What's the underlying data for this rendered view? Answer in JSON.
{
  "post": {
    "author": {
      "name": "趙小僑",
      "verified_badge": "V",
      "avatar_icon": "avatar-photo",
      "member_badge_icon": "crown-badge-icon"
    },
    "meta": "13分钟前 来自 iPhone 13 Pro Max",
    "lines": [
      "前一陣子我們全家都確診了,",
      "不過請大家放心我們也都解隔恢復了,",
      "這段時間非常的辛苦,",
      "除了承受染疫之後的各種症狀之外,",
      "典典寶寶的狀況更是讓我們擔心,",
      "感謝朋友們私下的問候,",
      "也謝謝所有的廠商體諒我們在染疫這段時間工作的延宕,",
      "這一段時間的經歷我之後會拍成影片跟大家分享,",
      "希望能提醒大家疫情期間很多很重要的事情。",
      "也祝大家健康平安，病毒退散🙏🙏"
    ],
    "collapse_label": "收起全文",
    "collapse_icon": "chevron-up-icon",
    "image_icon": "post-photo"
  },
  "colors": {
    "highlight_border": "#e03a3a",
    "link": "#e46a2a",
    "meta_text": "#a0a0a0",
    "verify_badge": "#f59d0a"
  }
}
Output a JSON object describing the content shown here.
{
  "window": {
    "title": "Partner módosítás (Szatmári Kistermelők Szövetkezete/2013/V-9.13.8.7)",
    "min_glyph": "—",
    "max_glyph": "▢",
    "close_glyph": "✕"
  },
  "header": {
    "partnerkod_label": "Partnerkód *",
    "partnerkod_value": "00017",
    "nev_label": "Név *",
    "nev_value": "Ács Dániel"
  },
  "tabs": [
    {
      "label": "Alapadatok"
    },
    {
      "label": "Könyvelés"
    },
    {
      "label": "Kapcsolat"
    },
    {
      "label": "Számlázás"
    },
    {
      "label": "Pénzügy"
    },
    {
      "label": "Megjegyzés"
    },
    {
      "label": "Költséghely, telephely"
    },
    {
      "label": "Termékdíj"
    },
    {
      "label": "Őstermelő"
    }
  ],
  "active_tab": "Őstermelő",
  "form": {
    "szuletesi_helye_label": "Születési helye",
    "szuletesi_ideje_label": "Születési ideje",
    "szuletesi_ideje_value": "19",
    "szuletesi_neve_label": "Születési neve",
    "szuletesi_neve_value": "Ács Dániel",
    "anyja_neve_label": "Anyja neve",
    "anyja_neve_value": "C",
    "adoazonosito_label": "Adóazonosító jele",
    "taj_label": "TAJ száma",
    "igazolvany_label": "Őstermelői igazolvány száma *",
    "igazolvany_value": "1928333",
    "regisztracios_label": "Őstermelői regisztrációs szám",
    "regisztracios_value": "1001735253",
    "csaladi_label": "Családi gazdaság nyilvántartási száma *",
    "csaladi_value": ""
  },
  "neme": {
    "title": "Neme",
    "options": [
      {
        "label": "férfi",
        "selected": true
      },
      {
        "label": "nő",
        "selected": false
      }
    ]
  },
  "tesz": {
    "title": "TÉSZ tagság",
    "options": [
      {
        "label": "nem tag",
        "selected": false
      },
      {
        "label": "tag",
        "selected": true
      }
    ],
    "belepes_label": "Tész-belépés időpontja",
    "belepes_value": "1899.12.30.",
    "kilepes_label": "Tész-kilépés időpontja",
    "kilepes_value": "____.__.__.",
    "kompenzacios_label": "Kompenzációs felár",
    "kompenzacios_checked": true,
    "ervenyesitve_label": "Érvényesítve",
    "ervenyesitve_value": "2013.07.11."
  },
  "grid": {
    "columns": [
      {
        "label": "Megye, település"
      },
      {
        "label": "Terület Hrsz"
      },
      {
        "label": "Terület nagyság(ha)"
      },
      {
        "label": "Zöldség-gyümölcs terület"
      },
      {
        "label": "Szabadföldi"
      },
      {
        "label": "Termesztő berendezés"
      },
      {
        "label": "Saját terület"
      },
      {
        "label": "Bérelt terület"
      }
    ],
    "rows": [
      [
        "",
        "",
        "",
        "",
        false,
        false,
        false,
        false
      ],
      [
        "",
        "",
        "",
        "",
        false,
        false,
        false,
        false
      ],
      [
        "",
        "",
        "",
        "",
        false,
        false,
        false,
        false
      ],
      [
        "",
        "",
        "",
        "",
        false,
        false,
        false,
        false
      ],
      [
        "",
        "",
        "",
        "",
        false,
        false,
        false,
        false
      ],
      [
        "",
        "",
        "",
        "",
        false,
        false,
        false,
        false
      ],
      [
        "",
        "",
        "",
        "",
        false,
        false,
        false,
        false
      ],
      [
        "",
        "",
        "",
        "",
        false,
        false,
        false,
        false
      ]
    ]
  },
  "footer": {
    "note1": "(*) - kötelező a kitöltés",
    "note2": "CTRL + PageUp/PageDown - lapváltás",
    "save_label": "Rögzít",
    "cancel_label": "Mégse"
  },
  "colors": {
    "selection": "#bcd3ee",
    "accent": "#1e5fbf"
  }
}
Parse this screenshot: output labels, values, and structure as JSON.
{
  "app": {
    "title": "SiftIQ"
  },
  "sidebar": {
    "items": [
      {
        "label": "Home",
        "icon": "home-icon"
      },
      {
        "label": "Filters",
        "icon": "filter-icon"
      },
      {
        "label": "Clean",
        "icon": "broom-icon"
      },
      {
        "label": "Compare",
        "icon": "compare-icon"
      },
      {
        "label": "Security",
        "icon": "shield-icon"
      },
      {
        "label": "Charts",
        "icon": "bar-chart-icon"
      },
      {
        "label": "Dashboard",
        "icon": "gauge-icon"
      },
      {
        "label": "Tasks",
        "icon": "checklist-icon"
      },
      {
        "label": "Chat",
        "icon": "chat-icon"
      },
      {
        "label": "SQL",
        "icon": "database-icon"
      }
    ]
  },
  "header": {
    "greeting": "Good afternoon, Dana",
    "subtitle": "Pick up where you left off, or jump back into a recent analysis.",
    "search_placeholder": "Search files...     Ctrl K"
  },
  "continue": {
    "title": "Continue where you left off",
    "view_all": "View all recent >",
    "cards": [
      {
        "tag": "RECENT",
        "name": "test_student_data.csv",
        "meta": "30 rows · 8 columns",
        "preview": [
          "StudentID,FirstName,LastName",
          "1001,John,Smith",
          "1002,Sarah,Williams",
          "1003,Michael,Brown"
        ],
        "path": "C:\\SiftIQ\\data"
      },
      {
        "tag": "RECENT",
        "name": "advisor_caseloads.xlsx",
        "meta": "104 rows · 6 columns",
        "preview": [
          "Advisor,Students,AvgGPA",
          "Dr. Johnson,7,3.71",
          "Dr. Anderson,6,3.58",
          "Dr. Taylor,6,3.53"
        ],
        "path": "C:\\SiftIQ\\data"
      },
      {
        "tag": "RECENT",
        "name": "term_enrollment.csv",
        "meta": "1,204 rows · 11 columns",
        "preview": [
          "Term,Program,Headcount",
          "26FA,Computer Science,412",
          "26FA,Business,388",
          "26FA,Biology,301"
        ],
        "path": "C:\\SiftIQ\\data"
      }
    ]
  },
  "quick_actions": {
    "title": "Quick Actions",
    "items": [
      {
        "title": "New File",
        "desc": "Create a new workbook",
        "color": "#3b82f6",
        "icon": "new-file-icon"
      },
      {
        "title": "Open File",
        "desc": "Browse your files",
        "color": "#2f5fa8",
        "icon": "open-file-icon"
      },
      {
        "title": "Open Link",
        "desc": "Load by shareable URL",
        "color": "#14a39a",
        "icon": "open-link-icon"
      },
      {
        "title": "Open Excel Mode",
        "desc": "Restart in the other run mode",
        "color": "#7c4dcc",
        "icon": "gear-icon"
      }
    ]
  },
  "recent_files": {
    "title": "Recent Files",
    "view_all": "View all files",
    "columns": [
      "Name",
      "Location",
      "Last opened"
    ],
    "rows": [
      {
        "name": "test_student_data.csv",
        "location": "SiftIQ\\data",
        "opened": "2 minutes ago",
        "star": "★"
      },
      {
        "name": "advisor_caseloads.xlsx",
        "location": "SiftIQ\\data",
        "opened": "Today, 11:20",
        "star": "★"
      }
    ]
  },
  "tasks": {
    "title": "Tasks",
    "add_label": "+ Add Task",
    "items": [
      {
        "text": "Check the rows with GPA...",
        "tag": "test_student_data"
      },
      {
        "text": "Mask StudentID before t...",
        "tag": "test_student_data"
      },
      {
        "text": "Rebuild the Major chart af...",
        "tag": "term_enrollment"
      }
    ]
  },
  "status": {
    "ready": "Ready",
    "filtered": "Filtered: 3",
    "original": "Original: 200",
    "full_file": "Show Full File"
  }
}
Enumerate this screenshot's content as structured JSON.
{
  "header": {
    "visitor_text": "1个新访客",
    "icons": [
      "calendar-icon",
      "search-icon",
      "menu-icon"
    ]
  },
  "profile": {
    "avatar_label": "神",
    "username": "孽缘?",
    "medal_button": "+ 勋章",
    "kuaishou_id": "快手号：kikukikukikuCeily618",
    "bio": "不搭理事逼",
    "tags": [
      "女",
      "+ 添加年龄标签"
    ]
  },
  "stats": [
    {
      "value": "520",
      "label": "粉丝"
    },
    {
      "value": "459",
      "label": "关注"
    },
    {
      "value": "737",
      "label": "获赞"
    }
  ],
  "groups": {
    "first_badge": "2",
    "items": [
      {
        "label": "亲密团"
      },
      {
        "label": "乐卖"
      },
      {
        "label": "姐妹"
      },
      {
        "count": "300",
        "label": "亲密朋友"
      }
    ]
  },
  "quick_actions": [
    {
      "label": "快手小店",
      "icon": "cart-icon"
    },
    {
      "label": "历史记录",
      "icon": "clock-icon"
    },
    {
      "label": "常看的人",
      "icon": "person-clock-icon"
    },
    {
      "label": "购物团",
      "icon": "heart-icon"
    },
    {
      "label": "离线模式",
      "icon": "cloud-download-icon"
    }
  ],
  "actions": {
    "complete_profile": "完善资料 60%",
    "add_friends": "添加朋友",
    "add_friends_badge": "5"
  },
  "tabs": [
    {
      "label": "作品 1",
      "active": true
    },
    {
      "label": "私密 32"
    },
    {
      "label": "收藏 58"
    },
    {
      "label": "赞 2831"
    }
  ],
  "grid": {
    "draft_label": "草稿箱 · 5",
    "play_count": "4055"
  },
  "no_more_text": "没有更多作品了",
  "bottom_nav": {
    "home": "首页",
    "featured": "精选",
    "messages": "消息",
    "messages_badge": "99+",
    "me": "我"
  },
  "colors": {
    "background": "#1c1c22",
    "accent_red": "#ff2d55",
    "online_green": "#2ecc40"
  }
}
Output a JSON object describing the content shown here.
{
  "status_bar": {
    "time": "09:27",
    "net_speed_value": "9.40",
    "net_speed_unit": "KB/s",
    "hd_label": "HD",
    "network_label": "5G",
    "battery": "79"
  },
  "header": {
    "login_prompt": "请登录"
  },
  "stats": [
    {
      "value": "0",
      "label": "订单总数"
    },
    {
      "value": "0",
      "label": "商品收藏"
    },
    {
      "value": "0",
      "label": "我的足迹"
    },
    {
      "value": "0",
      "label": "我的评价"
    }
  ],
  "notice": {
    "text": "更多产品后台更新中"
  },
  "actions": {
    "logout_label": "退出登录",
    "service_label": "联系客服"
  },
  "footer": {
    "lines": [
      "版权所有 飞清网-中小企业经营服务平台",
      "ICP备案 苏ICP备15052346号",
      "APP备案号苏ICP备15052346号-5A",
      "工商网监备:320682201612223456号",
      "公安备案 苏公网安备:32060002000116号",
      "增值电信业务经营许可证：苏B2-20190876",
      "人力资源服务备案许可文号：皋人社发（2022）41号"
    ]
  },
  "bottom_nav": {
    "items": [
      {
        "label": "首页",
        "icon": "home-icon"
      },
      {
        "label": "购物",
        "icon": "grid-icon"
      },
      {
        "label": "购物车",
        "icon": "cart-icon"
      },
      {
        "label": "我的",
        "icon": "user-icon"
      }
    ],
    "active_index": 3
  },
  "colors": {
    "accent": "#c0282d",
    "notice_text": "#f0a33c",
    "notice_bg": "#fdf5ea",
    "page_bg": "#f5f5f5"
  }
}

Exercise details = Review the preceding data and report every line that includes the string "where".

Final answer =
    "subtitle": "Pick up where you left off, or jump back into a recent analysis.",
    "title": "Continue where you left off",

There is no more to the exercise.